_What you will do:_
Extract every line that contains the word "image".
------
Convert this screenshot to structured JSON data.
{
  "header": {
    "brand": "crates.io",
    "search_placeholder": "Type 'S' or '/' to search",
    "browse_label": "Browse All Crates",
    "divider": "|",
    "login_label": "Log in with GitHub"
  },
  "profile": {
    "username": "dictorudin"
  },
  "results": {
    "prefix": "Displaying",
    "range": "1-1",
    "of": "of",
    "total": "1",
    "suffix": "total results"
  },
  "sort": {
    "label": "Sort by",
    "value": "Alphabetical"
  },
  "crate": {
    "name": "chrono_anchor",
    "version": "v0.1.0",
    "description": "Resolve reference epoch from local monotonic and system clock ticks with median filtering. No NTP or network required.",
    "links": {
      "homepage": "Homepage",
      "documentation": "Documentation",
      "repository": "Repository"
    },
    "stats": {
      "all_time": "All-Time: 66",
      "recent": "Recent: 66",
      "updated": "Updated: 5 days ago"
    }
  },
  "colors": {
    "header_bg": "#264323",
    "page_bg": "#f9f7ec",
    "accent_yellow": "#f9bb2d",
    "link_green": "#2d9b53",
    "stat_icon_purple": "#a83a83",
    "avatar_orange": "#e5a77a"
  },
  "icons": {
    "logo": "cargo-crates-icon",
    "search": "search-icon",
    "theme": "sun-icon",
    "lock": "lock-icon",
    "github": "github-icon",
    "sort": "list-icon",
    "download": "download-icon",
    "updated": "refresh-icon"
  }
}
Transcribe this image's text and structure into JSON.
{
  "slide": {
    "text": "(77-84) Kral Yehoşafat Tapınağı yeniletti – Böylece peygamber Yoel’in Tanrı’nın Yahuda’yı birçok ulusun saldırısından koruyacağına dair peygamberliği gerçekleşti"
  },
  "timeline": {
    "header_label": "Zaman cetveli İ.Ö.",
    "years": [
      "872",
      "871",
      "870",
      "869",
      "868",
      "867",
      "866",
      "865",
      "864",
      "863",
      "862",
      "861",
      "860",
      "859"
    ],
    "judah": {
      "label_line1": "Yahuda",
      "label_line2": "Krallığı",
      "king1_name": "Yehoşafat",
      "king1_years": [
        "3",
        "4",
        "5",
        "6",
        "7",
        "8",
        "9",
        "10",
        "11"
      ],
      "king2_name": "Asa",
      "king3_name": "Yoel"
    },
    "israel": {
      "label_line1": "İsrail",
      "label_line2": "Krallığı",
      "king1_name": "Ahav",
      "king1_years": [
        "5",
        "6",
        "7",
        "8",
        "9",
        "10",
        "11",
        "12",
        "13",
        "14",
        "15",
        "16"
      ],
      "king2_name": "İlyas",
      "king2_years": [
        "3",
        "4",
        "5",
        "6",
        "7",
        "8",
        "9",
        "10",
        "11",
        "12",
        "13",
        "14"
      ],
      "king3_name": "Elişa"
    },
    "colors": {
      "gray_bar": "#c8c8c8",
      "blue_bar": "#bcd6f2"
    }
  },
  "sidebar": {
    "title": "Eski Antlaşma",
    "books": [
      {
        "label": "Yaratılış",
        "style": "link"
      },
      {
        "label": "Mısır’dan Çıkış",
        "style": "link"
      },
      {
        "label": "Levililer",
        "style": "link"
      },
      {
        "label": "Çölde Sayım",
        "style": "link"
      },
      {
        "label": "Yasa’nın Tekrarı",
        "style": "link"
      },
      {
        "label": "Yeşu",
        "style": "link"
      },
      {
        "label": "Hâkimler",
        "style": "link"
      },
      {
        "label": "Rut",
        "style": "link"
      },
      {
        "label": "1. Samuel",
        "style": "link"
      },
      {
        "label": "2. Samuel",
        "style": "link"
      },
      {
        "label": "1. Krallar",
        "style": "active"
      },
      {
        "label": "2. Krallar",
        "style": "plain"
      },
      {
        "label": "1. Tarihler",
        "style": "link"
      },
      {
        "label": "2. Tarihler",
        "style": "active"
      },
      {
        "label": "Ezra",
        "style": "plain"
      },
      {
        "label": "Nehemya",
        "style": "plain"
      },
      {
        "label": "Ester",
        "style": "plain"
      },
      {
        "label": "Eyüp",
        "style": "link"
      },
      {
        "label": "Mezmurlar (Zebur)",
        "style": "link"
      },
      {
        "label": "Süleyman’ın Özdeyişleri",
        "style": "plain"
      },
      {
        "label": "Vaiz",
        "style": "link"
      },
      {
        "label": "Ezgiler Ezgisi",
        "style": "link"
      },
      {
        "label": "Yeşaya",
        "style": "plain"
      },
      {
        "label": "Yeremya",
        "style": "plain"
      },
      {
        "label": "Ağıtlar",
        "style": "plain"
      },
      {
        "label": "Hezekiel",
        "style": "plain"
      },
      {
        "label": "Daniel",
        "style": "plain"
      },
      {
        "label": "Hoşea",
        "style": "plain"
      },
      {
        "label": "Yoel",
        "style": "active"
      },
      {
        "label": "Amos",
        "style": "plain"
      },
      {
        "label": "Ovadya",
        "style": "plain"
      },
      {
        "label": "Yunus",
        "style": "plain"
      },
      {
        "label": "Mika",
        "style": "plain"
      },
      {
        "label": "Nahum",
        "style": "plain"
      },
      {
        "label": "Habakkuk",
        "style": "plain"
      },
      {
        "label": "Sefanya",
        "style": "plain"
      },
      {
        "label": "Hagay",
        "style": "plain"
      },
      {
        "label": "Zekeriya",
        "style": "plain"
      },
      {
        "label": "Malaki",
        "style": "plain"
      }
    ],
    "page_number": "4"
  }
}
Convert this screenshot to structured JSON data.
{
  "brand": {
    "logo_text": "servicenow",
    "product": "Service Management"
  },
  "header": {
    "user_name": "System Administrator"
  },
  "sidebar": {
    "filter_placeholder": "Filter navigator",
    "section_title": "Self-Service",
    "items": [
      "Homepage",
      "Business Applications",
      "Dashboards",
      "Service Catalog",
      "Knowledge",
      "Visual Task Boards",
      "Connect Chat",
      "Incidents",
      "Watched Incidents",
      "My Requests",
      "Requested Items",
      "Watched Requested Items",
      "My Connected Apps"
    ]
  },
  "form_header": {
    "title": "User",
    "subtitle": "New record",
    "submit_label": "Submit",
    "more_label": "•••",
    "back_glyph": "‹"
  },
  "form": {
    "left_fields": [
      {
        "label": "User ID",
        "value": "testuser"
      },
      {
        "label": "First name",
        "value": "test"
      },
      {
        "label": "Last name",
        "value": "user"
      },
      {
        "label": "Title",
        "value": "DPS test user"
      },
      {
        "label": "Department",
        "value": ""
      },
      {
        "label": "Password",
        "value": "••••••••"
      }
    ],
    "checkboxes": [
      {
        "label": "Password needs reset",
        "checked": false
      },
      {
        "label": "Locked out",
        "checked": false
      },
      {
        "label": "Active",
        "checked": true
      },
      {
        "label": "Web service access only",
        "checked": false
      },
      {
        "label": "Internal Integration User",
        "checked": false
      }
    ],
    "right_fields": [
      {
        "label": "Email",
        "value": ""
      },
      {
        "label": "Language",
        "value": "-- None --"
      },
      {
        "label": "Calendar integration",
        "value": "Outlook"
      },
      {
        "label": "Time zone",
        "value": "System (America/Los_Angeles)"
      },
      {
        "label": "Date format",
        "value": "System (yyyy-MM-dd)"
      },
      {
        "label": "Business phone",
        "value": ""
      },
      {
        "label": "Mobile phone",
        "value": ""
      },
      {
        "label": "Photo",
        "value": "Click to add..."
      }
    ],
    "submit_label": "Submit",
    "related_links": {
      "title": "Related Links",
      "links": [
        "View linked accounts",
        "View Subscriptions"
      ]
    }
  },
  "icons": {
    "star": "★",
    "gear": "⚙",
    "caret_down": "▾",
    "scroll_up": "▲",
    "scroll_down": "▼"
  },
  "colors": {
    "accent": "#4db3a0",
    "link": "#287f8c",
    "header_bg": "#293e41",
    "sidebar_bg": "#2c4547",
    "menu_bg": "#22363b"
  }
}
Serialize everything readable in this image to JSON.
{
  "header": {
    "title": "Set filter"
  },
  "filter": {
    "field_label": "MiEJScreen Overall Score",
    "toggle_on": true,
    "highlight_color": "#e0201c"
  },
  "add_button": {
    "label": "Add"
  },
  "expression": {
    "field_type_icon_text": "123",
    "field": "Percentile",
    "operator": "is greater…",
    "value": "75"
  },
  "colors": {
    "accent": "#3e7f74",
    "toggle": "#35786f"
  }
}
------
_Reply to the exercise:_
Transcribe this image's text and structure into JSON.
Serialize everything readable in this image to JSON.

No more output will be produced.